▶ **INSTRUCTION**
Output only the lines from the line holding "Read out every word on this page." through the close of the records, exactly as they appear, with all pictures omitted.

Extracted data entries
════════════════════

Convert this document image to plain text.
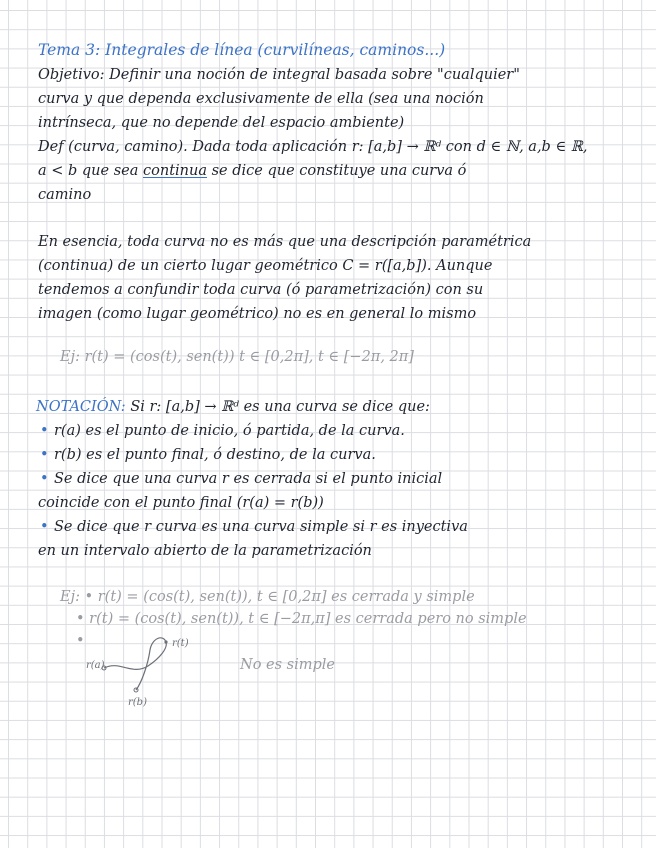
Tema 3: Integrales de línea (curvilíneas, caminos...)
Objetivo: Definir una noción de integral basada sobre "cualquier"
curva y que dependa exclusivamente de ella (sea una noción
intrínseca, que no depende del espacio ambiente)
Def (curva, camino). Dada toda aplicación r: [a,b] → ℝᵈ con d ∈ ℕ, a,b ∈ ℝ,
a < b que sea continua se dice que constituye una curva ó
camino
En esencia, toda curva no es más que una descripción paramétrica
(continua) de un cierto lugar geométrico C = r([a,b]). Aunque
tendemos a confundir toda curva (ó parametrización) con su
imagen (como lugar geométrico) no es en general lo mismo
Ej: r(t) = (cos(t), sen(t)) t ∈ [0,2π], t ∈ [−2π, 2π]
NOTACIÓN: Si r: [a,b] → ℝᵈ es una curva se dice que:
• r(a) es el punto de inicio, ó partida, de la curva.
• r(b) es el punto final, ó destino, de la curva.
• Se dice que una curva r es cerrada si el punto inicial
coincide con el punto final (r(a) = r(b))
• Se dice que r curva es una curva simple si r es inyectiva
en un intervalo abierto de la parametrización
Ej: • r(t) = (cos(t), sen(t)), t ∈ [0,2π] es cerrada y simple
• r(t) = (cos(t), sen(t)), t ∈ [−2π,π] es cerrada pero no simple
•
r(a)
r(t)
r(b)
No es simple
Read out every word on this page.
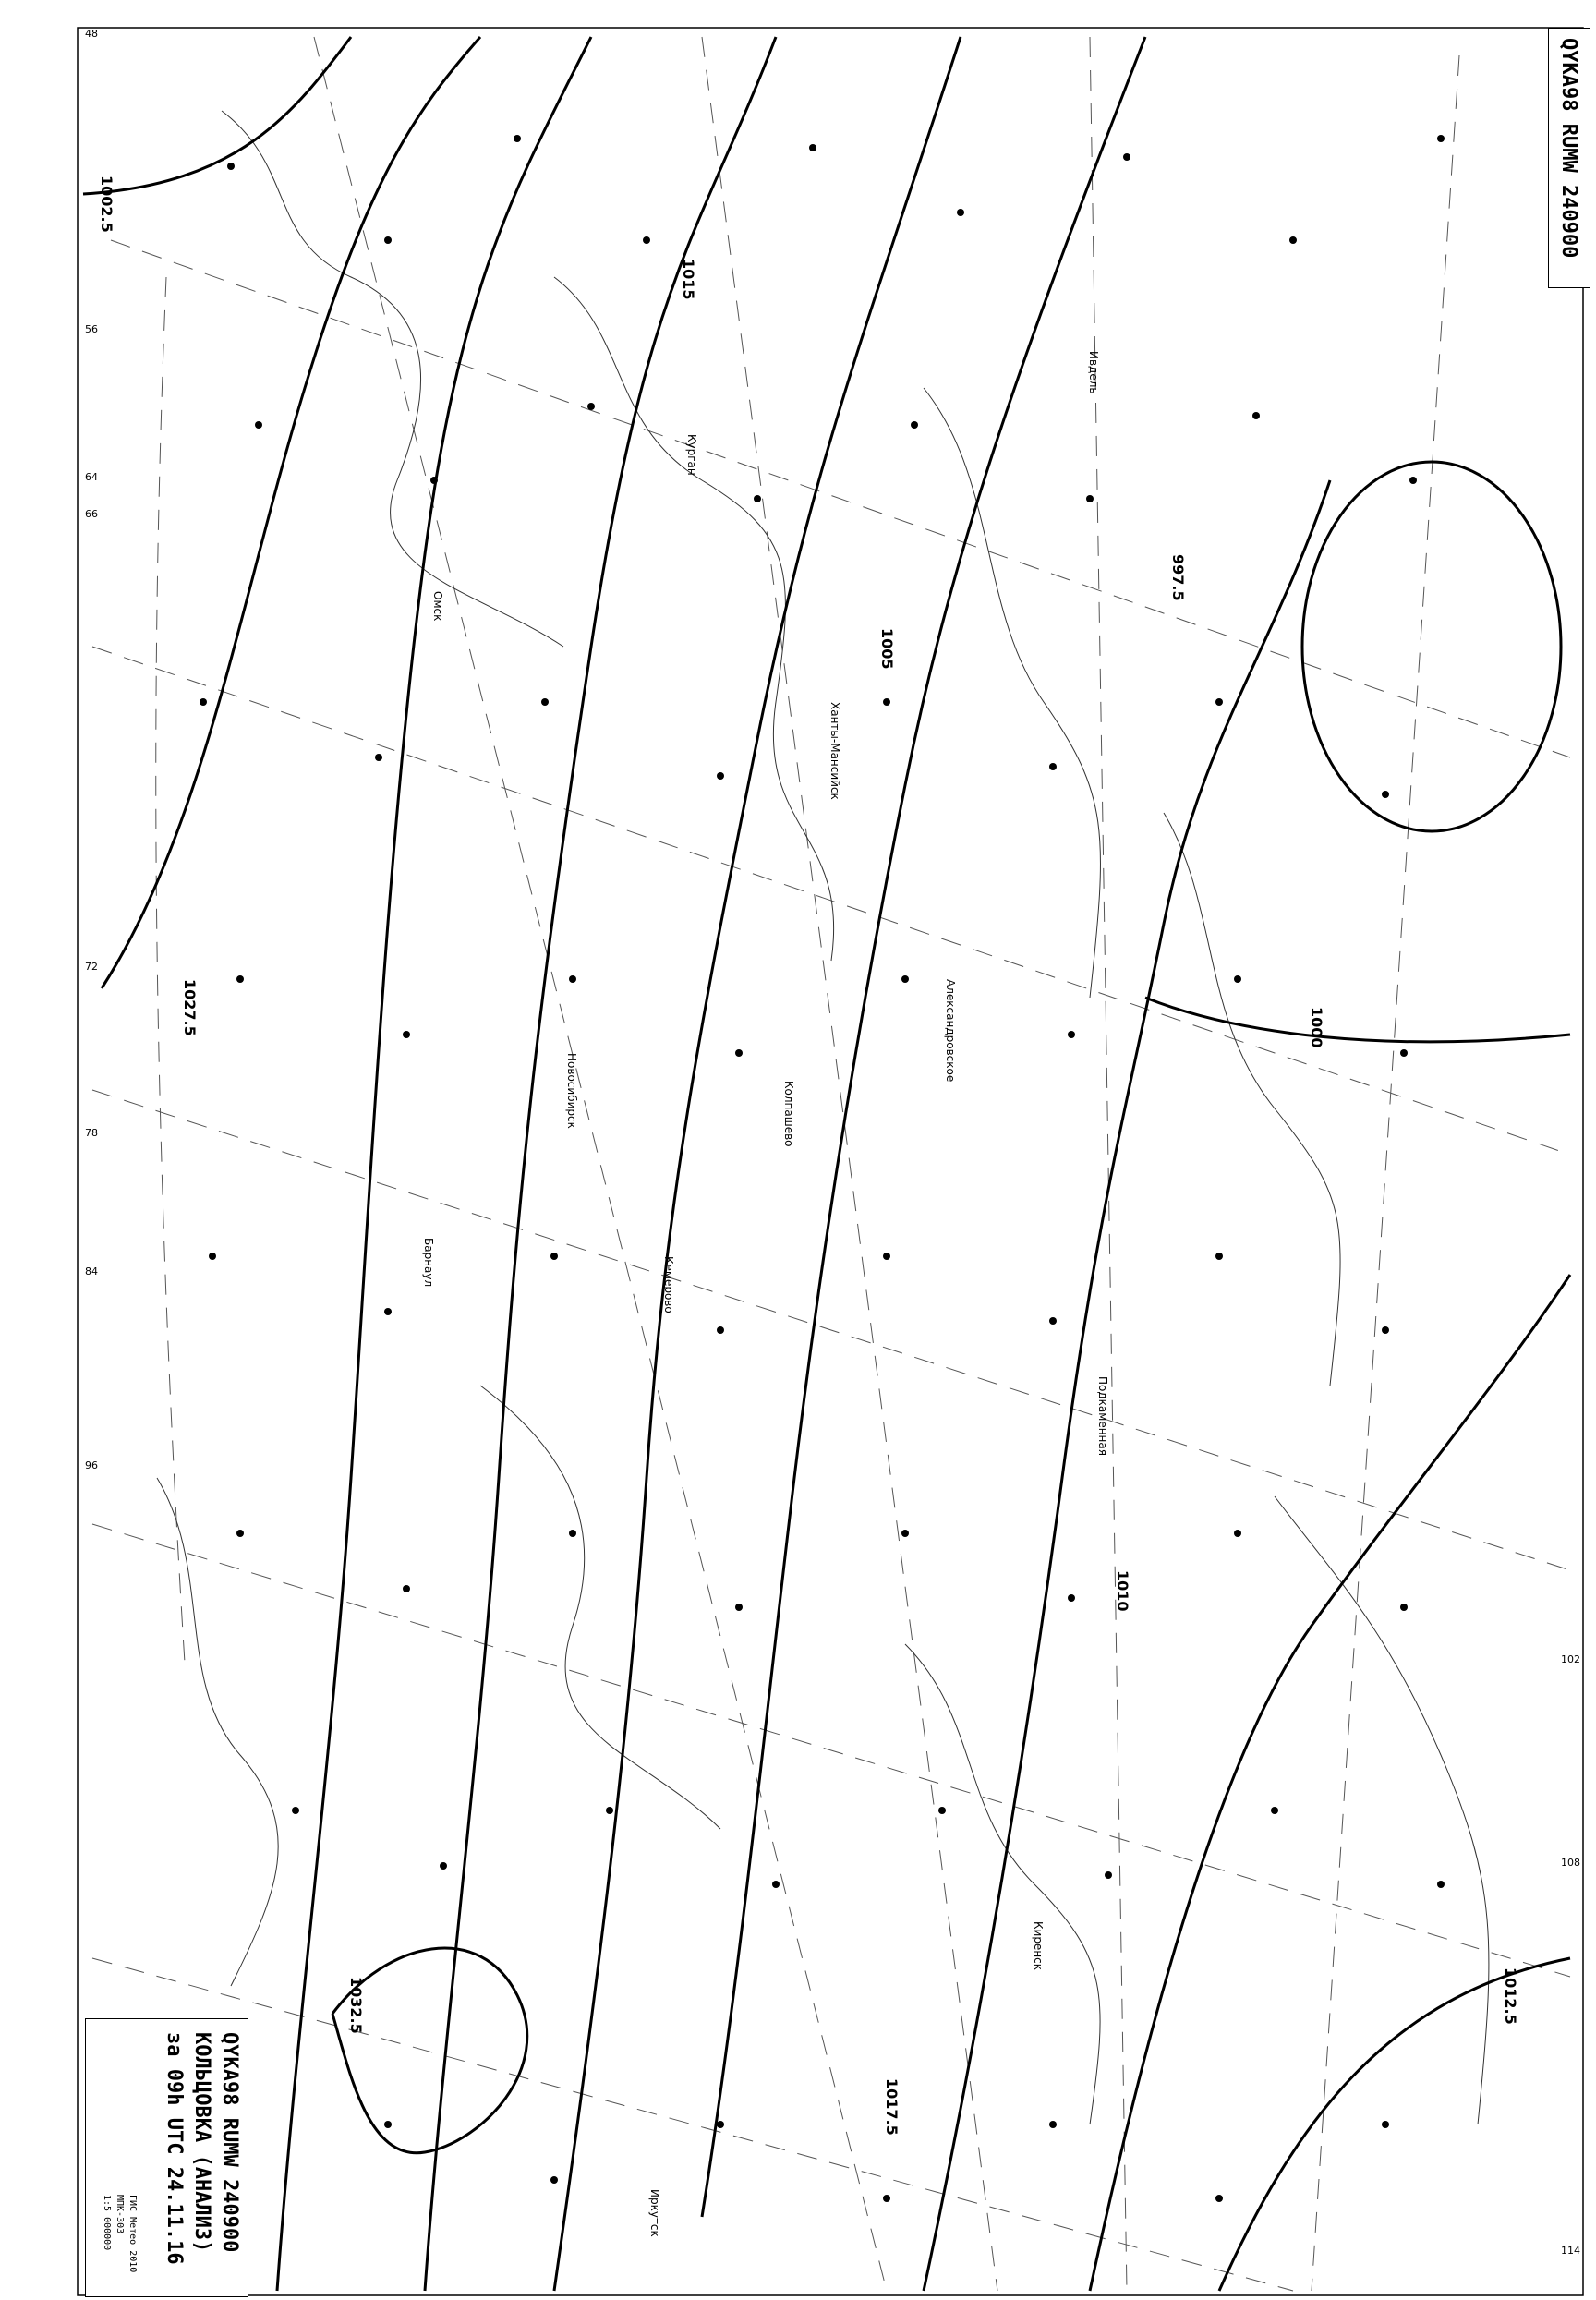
1002.5
1005
1010
1015
1017.5
1000
997.5
1012.5
1027.5
1032.5
Курган
Омск
Ивдель
Новосибирск
Барнаул	Кемерово
Колпашево
Александровское
Подкаменная
Иркутск
Киренск
Ханты-Мансийск
48
56
64
66
72
78
84
96
102
108
114
QYKA98 RUMW 240900
QYKA98 RUMW 240900
КОЛЬЦОВКА (АНАЛИЗ)
за 09h UTC 24.11.16
ГИС Метео 2010
МПК-303
1:5 000000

════════════════════

▶ **RESPONSE**
Read out every word on this page.
1002.5
1005
1010
1015
1017.5
1000
997.5
1012.5
1027.5
1032.5
Курган
Омск
Ивдель
Новосибирск
Барнаул	Кемерово
Колпашево
Александровское
Подкаменная
Иркутск
Киренск
Ханты-Мансийск
48
56
64
66
72
78
84
96
102
108
114
QYKA98 RUMW 240900
QYKA98 RUMW 240900
КОЛЬЦОВКА (АНАЛИЗ)
за 09h UTC 24.11.16
ГИС Метео 2010
МПК-303
1:5 000000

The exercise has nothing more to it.